## [Written exercise]
Below are some records; return each one exactly.

## [Data records]
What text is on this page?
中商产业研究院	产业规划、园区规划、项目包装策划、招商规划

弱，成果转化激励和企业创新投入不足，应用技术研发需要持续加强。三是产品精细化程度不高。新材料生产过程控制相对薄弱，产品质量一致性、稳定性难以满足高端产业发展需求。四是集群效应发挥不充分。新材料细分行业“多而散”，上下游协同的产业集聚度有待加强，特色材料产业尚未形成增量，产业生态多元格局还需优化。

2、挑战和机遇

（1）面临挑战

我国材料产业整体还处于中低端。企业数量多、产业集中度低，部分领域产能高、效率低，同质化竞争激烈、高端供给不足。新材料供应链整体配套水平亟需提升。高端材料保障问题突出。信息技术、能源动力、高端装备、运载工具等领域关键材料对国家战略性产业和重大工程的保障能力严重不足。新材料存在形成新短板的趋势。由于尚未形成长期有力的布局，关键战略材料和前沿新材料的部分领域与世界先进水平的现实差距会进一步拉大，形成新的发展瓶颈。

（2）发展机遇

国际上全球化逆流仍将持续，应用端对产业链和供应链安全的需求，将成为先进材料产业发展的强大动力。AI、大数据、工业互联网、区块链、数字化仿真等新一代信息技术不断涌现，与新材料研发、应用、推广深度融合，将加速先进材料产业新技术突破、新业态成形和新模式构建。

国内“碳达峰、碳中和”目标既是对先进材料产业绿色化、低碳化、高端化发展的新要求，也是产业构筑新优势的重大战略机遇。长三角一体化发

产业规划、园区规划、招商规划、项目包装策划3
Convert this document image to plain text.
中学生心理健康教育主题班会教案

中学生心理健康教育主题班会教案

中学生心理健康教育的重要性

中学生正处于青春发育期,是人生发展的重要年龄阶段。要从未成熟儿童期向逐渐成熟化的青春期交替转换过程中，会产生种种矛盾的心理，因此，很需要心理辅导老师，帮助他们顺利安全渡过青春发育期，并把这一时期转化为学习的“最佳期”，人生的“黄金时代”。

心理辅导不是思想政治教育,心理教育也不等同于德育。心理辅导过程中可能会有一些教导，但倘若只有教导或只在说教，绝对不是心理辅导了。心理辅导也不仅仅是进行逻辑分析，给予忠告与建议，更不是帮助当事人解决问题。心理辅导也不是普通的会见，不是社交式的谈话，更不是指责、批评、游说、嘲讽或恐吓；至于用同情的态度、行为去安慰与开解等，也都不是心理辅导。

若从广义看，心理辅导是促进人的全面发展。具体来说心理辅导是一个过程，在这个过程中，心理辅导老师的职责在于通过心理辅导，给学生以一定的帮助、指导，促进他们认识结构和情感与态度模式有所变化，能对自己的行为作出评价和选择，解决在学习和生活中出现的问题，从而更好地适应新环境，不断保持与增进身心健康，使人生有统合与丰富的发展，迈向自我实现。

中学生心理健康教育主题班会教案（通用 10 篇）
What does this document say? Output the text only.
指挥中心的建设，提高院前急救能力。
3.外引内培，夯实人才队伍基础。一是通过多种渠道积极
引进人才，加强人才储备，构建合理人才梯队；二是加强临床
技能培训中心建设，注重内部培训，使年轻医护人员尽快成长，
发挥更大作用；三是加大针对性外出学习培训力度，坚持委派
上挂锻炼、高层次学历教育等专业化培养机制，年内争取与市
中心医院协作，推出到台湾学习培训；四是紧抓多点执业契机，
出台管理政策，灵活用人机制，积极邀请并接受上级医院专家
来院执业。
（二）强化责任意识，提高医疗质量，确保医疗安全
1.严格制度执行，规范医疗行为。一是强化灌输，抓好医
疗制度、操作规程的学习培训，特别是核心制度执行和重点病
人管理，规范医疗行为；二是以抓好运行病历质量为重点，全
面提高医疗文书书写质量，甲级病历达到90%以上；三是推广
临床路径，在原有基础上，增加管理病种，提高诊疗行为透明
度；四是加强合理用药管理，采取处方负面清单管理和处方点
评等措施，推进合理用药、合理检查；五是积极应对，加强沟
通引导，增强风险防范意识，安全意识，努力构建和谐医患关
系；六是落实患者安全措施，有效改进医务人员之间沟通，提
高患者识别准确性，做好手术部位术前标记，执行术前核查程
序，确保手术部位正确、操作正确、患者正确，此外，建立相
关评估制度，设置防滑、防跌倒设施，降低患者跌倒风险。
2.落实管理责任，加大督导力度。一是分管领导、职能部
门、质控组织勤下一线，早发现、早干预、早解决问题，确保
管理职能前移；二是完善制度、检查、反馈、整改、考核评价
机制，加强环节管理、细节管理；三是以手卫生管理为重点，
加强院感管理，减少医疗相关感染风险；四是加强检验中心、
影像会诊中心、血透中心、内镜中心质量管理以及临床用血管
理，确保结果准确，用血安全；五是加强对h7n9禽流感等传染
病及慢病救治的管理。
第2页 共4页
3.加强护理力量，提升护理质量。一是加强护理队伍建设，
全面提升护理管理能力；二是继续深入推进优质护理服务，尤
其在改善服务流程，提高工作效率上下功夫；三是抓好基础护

## [Task solution]
What text is on this page?
中商产业研究院	产业规划、园区规划、项目包装策划、招商规划

弱，成果转化激励和企业创新投入不足，应用技术研发需要持续加强。三是产品精细化程度不高。新材料生产过程控制相对薄弱，产品质量一致性、稳定性难以满足高端产业发展需求。四是集群效应发挥不充分。新材料细分行业“多而散”，上下游协同的产业集聚度有待加强，特色材料产业尚未形成增量，产业生态多元格局还需优化。

2、挑战和机遇

（1）面临挑战

我国材料产业整体还处于中低端。企业数量多、产业集中度低，部分领域产能高、效率低，同质化竞争激烈、高端供给不足。新材料供应链整体配套水平亟需提升。高端材料保障问题突出。信息技术、能源动力、高端装备、运载工具等领域关键材料对国家战略性产业和重大工程的保障能力严重不足。新材料存在形成新短板的趋势。由于尚未形成长期有力的布局，关键战略材料和前沿新材料的部分领域与世界先进水平的现实差距会进一步拉大，形成新的发展瓶颈。

（2）发展机遇

国际上全球化逆流仍将持续，应用端对产业链和供应链安全的需求，将成为先进材料产业发展的强大动力。AI、大数据、工业互联网、区块链、数字化仿真等新一代信息技术不断涌现，与新材料研发、应用、推广深度融合，将加速先进材料产业新技术突破、新业态成形和新模式构建。

国内“碳达峰、碳中和”目标既是对先进材料产业绿色化、低碳化、高端化发展的新要求，也是产业构筑新优势的重大战略机遇。长三角一体化发

产业规划、园区规划、招商规划、项目包装策划3
Convert this document image to plain text.
中学生心理健康教育主题班会教案

中学生心理健康教育主题班会教案

中学生心理健康教育的重要性

中学生正处于青春发育期,是人生发展的重要年龄阶段。要从未成熟儿童期向逐渐成熟化的青春期交替转换过程中，会产生种种矛盾的心理，因此，很需要心理辅导老师，帮助他们顺利安全渡过青春发育期，并把这一时期转化为学习的“最佳期”，人生的“黄金时代”。

心理辅导不是思想政治教育,心理教育也不等同于德育。心理辅导过程中可能会有一些教导，但倘若只有教导或只在说教，绝对不是心理辅导了。心理辅导也不仅仅是进行逻辑分析，给予忠告与建议，更不是帮助当事人解决问题。心理辅导也不是普通的会见，不是社交式的谈话，更不是指责、批评、游说、嘲讽或恐吓；至于用同情的态度、行为去安慰与开解等，也都不是心理辅导。

若从广义看，心理辅导是促进人的全面发展。具体来说心理辅导是一个过程，在这个过程中，心理辅导老师的职责在于通过心理辅导，给学生以一定的帮助、指导，促进他们认识结构和情感与态度模式有所变化，能对自己的行为作出评价和选择，解决在学习和生活中出现的问题，从而更好地适应新环境，不断保持与增进身心健康，使人生有统合与丰富的发展，迈向自我实现。

中学生心理健康教育主题班会教案（通用 10 篇）
What does this document say? Output the text only.
指挥中心的建设，提高院前急救能力。
3.外引内培，夯实人才队伍基础。一是通过多种渠道积极
引进人才，加强人才储备，构建合理人才梯队；二是加强临床
技能培训中心建设，注重内部培训，使年轻医护人员尽快成长，
发挥更大作用；三是加大针对性外出学习培训力度，坚持委派
上挂锻炼、高层次学历教育等专业化培养机制，年内争取与市
中心医院协作，推出到台湾学习培训；四是紧抓多点执业契机，
出台管理政策，灵活用人机制，积极邀请并接受上级医院专家
来院执业。
（二）强化责任意识，提高医疗质量，确保医疗安全
1.严格制度执行，规范医疗行为。一是强化灌输，抓好医
疗制度、操作规程的学习培训，特别是核心制度执行和重点病
人管理，规范医疗行为；二是以抓好运行病历质量为重点，全
面提高医疗文书书写质量，甲级病历达到90%以上；三是推广
临床路径，在原有基础上，增加管理病种，提高诊疗行为透明
度；四是加强合理用药管理，采取处方负面清单管理和处方点
评等措施，推进合理用药、合理检查；五是积极应对，加强沟
通引导，增强风险防范意识，安全意识，努力构建和谐医患关
系；六是落实患者安全措施，有效改进医务人员之间沟通，提
高患者识别准确性，做好手术部位术前标记，执行术前核查程
序，确保手术部位正确、操作正确、患者正确，此外，建立相
关评估制度，设置防滑、防跌倒设施，降低患者跌倒风险。
2.落实管理责任，加大督导力度。一是分管领导、职能部
门、质控组织勤下一线，早发现、早干预、早解决问题，确保
管理职能前移；二是完善制度、检查、反馈、整改、考核评价
机制，加强环节管理、细节管理；三是以手卫生管理为重点，
加强院感管理，减少医疗相关感染风险；四是加强检验中心、
影像会诊中心、血透中心、内镜中心质量管理以及临床用血管
理，确保结果准确，用血安全；五是加强对h7n9禽流感等传染
病及慢病救治的管理。
第2页 共4页
3.加强护理力量，提升护理质量。一是加强护理队伍建设，
全面提升护理管理能力；二是继续深入推进优质护理服务，尤
其在改善服务流程，提高工作效率上下功夫；三是抓好基础护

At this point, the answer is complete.